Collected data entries
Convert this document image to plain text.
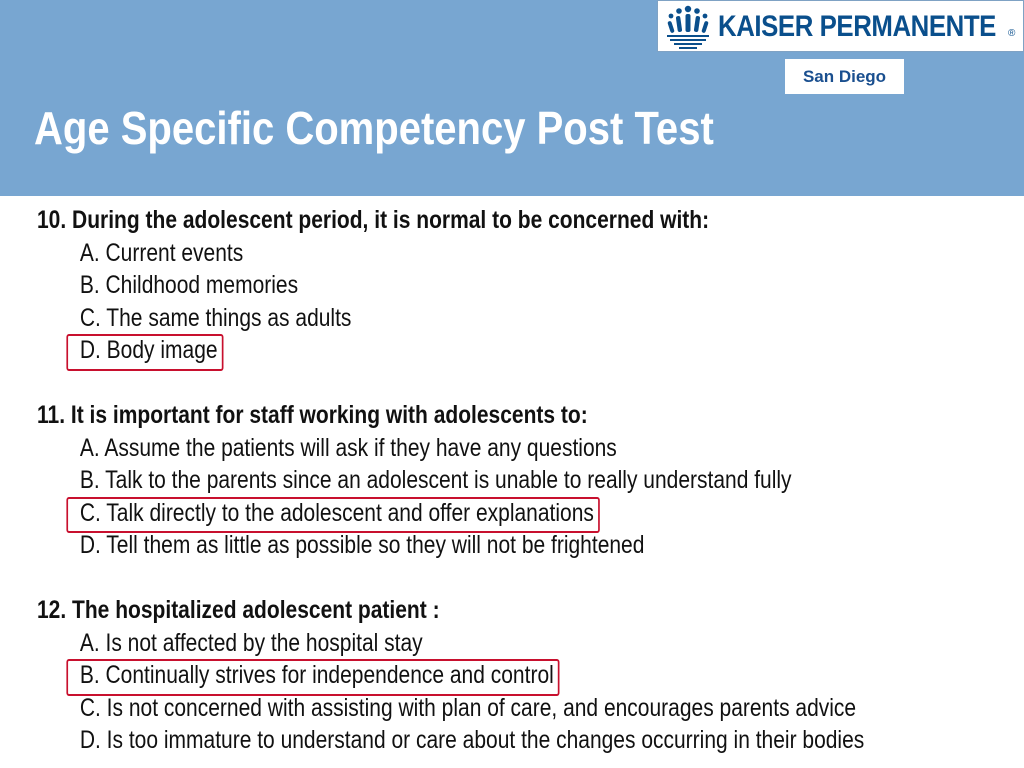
KAISER PERMANENTE ®
San Diego
Age Specific Competency Post Test
10. During the adolescent period, it is normal to be concerned with:
A. Current events
B. Childhood memories
C. The same things as adults
D. Body image
11. It is important for staff working with adolescents to:
A. Assume the patients will ask if they have any questions
B. Talk to the parents since an adolescent is unable to really understand fully
C. Talk directly to the adolescent and offer explanations
D. Tell them as little as possible so they will not be frightened
12. The hospitalized adolescent patient :
A. Is not affected by the hospital stay
B. Continually strives for independence and control
C. Is not concerned with assisting with plan of care, and encourages parents advice
D. Is too immature to understand or care about the changes occurring in their bodies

▸ **Task prompt**
Which of the lines above include the word "understand"? Copy each of them.

▸ **Task result**
B. Talk to the parents since an adolescent is unable to really understand fully
D. Is too immature to understand or care about the changes occurring in their bodies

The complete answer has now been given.